***** RECORDS FOR THE TASK
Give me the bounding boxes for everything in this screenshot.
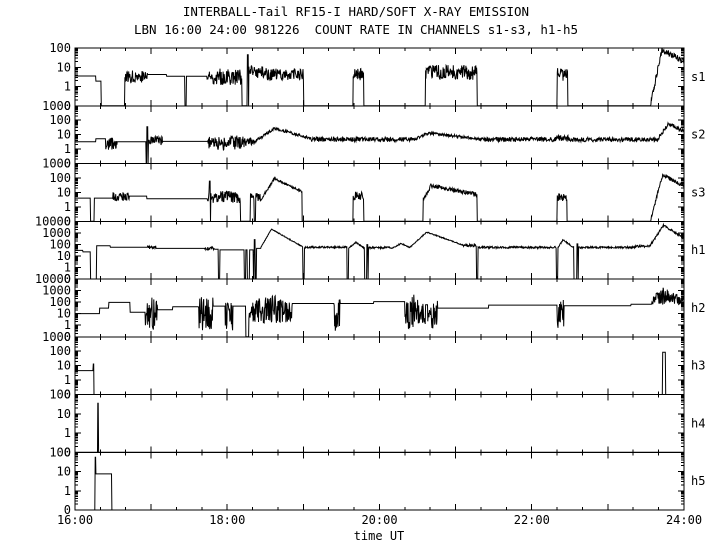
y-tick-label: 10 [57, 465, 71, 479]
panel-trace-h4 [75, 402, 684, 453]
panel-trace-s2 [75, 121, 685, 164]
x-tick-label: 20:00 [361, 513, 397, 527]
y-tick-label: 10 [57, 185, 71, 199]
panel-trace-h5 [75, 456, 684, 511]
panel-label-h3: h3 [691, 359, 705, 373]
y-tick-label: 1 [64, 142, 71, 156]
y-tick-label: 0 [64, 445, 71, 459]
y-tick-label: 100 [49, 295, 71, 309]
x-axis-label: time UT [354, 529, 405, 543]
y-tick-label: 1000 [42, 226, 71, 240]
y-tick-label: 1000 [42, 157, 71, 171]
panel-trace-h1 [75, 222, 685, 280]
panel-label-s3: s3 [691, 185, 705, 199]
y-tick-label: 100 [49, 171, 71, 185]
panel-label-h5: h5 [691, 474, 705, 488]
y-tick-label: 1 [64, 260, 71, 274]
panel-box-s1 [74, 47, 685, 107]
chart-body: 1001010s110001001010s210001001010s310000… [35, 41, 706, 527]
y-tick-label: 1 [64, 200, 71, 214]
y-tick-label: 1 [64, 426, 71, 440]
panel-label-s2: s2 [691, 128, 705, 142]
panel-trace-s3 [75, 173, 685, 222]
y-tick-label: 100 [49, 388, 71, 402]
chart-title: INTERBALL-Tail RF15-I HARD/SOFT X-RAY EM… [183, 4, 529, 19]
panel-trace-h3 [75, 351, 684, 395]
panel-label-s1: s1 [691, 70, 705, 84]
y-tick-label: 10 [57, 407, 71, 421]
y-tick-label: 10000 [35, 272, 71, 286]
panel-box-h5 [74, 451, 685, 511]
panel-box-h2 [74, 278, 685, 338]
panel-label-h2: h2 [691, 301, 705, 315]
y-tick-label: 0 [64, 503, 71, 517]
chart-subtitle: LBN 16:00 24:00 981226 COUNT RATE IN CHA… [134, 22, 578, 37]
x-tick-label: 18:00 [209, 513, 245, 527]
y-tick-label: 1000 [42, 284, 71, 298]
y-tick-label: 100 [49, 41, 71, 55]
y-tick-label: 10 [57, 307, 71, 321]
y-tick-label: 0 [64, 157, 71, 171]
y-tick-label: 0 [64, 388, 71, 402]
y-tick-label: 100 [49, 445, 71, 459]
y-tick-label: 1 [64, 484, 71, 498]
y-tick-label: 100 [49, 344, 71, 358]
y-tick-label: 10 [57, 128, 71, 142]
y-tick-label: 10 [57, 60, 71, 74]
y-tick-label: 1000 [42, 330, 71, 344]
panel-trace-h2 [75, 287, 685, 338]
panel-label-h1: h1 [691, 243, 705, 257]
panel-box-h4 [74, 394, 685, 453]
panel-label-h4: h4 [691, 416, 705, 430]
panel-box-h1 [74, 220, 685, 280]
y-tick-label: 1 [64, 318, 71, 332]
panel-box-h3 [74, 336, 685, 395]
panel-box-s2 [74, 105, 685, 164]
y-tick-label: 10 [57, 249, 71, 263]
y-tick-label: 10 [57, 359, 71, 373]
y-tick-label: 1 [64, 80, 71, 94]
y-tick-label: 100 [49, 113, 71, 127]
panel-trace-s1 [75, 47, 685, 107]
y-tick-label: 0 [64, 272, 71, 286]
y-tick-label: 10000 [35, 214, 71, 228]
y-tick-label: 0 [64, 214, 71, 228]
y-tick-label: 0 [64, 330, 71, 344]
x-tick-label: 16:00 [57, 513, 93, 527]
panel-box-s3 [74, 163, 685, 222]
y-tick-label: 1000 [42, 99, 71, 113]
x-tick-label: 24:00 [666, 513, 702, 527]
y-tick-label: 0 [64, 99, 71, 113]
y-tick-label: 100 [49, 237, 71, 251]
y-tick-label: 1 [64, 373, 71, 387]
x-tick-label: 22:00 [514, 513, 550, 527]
**********
_SET PROBLEM_
Copy out, without any change, the part of the rows above that opens with the row containing "y-tick-label: 10 [57, 465, 71, 479]" and closes with the row containing "panel-label-h3: h3 [691, 359, 705, 373]", including both of those rows.

_ANSWER TO THIS EXERCISE_
y-tick-label: 10 [57, 465, 71, 479]
panel-trace-h4 [75, 402, 684, 453]
panel-trace-s2 [75, 121, 685, 164]
x-tick-label: 20:00 [361, 513, 397, 527]
y-tick-label: 10 [57, 185, 71, 199]
panel-trace-h5 [75, 456, 684, 511]
panel-label-h3: h3 [691, 359, 705, 373]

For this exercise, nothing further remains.